§ **DATA IN THIS EXERCISE**
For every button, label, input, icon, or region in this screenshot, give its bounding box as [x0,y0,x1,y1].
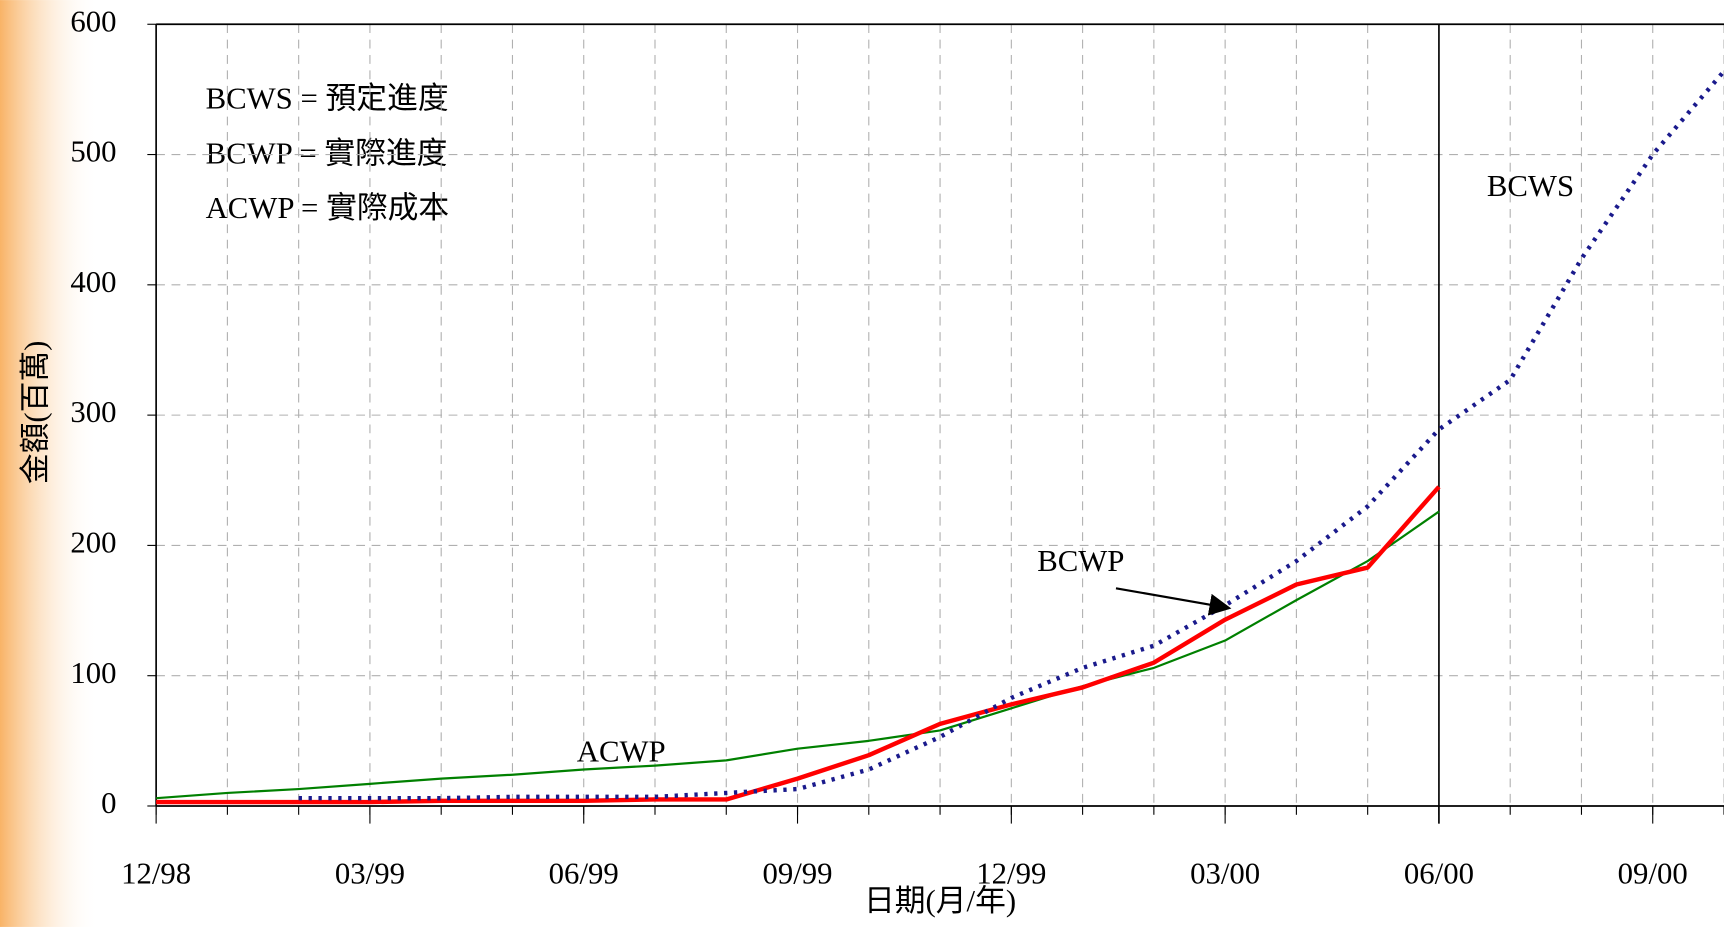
y-tick-label: 300 [70,395,116,429]
y-tick-label: 100 [70,656,116,690]
x-tick-label: 03/99 [335,856,405,890]
y-tick-label: 400 [70,265,116,299]
series-label: BCWP [1037,544,1124,578]
legend-text: BCWP = 實際進度 [206,136,448,170]
y-tick-label: 200 [70,525,116,559]
page: {"chart_data": { "type": "line", "y_labe… [0,0,1724,927]
x-tick-label: 09/99 [762,856,832,890]
x-tick-label: 09/00 [1618,856,1688,890]
x-tick-label: 12/98 [121,856,191,890]
y-tick-label: 600 [70,4,116,38]
y-tick-label: 0 [101,786,116,820]
x-tick-label: 12/99 [976,856,1046,890]
x-tick-label: 06/99 [549,856,619,890]
legend-text: BCWS = 預定進度 [206,81,449,115]
chart: 金額(百萬) 日期(月/年) BCWS = 預定進度 BCWP = 實際進度 A… [0,0,1724,927]
series-label: BCWS [1487,169,1574,203]
y-axis-title: 金額(百萬) [19,341,53,485]
x-tick-label: 06/00 [1404,856,1474,890]
series-label: ACWP [577,734,666,768]
label-arrow [1116,588,1229,608]
y-tick-label: 500 [70,135,116,169]
legend-text: ACWP = 實際成本 [206,191,450,225]
x-tick-label: 03/00 [1190,856,1260,890]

§ **AIM OF THE TASK**
Lay out every one of the rows above as a numbered list, leaving out blank lines and the pictures.

§ **THE SOLUTION**
1. For every button, label, input, icon, or region in this screenshot, give its bounding box as [x0,y0,x1,y1].
2. y-tick-label: 300 [70,395,116,429]
3. y-tick-label: 100 [70,656,116,690]
4. x-tick-label: 03/99 [335,856,405,890]
5. y-tick-label: 400 [70,265,116,299]
6. series-label: BCWP [1037,544,1124,578]
7. legend-text: BCWP = 實際進度 [206,136,448,170]
8. y-tick-label: 200 [70,525,116,559]
9. page: {"chart_data": { "type": "line", "y_labe… [0,0,1724,927]
10. x-tick-label: 09/99 [762,856,832,890]
11. x-tick-label: 09/00 [1618,856,1688,890]
12. x-tick-label: 12/98 [121,856,191,890]
13. y-tick-label: 600 [70,4,116,38]
14. y-tick-label: 0 [101,786,116,820]
15. x-tick-label: 12/99 [976,856,1046,890]
16. x-tick-label: 06/99 [549,856,619,890]
17. legend-text: BCWS = 預定進度 [206,81,449,115]
18. chart: 金額(百萬) 日期(月/年) BCWS = 預定進度 BCWP = 實際進度 A… [0,0,1724,927]
19. series-label: BCWS [1487,169,1574,203]
20. y-axis-title: 金額(百萬) [19,341,53,485]
21. x-tick-label: 06/00 [1404,856,1474,890]
22. series-label: ACWP [577,734,666,768]
23. label-arrow [1116,588,1229,608]
24. y-tick-label: 500 [70,135,116,169]
25. legend-text: ACWP = 實際成本 [206,191,450,225]
26. x-tick-label: 03/00 [1190,856,1260,890]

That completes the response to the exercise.